Task directions: Check each line of the listing for the word "name" and give only the number of lines that have it.

Listed records:
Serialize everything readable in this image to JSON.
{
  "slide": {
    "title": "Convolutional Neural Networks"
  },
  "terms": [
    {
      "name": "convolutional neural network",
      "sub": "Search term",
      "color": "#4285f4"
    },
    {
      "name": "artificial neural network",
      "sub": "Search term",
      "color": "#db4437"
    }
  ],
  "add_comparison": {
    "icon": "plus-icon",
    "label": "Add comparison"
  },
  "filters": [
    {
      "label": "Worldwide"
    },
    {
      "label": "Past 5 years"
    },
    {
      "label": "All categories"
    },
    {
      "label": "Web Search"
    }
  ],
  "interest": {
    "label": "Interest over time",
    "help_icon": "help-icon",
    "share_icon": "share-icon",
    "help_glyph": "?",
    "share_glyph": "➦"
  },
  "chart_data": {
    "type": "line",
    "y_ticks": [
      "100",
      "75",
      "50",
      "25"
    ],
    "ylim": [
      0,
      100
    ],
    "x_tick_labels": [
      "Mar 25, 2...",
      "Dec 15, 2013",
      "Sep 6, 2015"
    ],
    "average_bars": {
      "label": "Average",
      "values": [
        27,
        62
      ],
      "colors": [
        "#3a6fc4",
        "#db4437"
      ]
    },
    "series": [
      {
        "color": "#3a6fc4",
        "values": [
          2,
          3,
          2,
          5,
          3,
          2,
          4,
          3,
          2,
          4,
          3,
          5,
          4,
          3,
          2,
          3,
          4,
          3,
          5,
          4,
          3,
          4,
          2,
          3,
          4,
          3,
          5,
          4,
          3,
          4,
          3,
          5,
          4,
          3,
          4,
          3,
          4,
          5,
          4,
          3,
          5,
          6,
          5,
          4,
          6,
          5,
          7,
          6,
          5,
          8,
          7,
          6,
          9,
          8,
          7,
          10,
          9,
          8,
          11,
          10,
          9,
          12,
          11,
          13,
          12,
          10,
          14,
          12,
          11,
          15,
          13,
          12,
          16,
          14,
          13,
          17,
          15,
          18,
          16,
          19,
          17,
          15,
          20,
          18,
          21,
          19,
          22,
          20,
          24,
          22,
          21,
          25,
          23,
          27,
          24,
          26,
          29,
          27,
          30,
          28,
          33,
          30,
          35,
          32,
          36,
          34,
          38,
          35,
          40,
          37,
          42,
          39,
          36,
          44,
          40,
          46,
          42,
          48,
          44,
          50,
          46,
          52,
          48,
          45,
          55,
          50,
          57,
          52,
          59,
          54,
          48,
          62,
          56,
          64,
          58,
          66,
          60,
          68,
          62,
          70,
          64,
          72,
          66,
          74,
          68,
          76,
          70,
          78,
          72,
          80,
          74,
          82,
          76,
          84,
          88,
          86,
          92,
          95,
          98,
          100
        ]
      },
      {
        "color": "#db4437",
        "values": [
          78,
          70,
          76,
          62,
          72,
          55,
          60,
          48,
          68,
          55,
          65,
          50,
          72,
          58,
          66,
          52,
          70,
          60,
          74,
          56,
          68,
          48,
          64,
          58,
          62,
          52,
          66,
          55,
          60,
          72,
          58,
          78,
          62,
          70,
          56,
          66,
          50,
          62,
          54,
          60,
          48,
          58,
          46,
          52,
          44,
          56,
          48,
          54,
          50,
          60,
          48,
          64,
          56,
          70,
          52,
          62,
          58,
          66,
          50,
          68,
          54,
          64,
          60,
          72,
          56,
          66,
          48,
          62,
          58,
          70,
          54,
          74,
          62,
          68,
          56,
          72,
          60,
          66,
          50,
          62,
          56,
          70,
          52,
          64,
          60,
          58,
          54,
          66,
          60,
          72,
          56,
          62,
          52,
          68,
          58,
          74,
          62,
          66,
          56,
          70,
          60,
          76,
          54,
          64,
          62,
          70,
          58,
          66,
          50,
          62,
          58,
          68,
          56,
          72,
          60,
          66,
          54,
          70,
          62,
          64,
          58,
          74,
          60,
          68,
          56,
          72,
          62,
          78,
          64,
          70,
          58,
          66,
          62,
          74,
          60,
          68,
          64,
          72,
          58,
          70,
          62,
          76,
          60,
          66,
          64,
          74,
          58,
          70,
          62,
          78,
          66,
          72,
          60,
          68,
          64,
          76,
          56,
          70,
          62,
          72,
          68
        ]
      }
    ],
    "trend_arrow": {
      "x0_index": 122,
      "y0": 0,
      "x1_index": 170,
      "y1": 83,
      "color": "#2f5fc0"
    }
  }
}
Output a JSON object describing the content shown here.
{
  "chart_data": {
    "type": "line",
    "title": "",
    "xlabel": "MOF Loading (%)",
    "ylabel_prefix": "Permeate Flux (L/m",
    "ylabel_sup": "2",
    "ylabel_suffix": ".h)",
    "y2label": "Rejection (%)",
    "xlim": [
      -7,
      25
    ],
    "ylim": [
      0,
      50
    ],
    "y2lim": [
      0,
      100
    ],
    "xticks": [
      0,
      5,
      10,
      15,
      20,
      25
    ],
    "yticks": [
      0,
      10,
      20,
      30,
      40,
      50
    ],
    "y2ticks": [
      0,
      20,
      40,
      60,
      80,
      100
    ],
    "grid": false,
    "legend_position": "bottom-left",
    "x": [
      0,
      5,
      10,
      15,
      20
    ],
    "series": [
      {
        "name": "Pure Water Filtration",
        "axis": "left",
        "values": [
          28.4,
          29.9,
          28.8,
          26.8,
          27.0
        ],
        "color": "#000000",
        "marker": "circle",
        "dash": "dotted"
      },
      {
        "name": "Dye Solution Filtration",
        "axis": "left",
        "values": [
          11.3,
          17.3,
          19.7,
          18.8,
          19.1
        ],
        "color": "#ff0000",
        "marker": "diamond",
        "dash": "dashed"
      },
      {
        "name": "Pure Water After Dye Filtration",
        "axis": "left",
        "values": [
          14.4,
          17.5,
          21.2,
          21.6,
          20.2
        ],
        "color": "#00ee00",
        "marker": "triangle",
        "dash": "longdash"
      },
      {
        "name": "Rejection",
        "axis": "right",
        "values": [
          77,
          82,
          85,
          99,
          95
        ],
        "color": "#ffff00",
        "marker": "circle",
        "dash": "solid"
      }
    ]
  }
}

Task output: 6